* START ENTRIES SUPPLIED *

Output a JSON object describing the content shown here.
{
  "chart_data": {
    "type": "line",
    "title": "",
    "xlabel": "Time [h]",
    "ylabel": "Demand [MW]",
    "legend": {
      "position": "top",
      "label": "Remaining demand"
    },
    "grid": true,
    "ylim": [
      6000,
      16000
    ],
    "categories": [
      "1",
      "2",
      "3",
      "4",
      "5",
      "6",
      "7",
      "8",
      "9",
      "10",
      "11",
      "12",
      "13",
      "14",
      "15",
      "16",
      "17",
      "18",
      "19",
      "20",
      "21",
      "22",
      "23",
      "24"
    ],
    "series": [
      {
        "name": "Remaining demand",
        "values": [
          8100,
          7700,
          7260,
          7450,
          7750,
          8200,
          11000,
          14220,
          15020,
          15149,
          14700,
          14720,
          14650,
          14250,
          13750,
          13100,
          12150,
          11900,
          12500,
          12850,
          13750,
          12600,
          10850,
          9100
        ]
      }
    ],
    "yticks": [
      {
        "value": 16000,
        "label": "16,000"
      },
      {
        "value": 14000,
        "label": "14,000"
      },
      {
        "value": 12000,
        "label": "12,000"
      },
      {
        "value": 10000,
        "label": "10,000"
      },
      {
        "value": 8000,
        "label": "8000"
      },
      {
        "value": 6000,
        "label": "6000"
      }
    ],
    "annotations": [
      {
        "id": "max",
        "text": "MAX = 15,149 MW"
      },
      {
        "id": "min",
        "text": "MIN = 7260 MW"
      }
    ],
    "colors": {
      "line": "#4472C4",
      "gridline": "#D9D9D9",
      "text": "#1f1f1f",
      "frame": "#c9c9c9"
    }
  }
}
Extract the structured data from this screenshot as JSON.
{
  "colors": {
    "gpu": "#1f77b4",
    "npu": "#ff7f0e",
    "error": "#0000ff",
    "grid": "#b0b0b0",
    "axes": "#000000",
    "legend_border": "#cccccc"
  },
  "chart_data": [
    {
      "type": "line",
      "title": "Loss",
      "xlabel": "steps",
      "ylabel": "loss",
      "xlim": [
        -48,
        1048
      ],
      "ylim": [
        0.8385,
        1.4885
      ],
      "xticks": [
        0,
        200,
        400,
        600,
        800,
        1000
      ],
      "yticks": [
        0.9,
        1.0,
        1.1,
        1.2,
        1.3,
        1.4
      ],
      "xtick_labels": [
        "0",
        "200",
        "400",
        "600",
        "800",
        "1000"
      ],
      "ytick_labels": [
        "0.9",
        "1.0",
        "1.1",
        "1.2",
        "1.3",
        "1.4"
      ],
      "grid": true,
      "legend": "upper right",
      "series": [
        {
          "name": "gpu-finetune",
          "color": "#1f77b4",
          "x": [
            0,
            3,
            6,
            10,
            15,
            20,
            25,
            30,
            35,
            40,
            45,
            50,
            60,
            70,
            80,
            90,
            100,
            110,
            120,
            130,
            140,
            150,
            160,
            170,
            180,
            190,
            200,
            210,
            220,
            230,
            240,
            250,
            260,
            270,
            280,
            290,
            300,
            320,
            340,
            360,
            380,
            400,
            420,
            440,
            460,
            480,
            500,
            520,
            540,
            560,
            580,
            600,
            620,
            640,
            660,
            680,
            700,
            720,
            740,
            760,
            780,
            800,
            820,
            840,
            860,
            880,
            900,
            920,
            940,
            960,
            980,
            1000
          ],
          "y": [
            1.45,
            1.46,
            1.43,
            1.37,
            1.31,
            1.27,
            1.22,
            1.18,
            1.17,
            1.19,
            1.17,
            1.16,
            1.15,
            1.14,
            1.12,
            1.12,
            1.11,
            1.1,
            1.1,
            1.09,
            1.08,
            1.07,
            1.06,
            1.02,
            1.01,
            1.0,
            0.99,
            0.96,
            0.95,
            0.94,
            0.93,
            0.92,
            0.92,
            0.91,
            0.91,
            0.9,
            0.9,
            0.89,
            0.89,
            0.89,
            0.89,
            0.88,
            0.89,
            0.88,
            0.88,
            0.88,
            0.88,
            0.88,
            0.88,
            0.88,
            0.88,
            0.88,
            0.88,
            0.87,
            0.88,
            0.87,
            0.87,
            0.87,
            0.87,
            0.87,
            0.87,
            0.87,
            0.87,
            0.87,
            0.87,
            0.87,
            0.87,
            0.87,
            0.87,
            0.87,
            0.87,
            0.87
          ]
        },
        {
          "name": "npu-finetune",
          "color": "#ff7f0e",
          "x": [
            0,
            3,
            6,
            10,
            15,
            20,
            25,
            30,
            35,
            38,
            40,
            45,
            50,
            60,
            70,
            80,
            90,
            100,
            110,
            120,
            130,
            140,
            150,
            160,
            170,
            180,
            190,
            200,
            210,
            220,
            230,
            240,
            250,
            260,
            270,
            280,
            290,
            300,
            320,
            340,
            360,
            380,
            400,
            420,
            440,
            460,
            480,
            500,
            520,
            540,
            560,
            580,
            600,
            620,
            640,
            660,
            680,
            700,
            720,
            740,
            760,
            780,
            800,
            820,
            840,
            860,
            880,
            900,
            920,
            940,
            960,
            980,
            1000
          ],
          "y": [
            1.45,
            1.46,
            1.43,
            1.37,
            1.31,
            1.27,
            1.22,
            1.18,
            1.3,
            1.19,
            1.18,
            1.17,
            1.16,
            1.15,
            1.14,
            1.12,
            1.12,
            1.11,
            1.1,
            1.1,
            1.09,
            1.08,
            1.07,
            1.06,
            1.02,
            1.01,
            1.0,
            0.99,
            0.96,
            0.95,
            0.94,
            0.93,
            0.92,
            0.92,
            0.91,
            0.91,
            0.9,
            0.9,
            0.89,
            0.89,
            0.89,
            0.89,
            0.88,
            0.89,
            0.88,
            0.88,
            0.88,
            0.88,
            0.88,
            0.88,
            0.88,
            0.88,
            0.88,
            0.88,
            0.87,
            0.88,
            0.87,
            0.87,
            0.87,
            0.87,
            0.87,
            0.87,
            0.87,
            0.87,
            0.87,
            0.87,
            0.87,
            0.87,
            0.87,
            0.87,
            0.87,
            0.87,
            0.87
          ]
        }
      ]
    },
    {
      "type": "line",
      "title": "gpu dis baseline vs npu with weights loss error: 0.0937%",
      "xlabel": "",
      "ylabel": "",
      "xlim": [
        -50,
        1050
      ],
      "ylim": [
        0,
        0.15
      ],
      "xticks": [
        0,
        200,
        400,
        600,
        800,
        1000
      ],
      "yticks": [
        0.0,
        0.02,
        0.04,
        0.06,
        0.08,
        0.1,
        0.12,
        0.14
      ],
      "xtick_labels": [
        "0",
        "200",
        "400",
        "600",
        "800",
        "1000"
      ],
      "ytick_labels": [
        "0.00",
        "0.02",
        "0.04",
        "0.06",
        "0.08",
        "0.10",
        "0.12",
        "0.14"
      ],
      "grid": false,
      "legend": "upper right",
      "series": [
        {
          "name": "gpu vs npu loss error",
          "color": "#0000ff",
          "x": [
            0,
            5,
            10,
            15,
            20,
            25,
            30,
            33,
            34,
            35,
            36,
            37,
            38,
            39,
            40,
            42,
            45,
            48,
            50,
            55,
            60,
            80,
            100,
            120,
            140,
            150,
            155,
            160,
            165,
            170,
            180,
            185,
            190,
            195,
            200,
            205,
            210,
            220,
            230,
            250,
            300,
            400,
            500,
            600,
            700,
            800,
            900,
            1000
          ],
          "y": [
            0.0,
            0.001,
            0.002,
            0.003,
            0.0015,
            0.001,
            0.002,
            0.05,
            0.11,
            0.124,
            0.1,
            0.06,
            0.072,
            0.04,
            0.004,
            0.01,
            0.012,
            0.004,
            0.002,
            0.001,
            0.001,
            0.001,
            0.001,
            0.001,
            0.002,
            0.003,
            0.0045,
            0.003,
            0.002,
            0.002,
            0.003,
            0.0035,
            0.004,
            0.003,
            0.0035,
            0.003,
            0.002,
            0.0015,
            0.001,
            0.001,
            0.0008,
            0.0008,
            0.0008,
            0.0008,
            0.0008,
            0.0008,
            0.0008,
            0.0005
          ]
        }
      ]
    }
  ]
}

* END ENTRIES SUPPLIED *

> [DIRECTIVE]:
Scan the listing above. Collect all lines with the word "name".

> [FINAL RESULT]:
        "name": "Remaining demand",
          "name": "gpu-finetune",
          "name": "npu-finetune",
          "name": "gpu vs npu loss error",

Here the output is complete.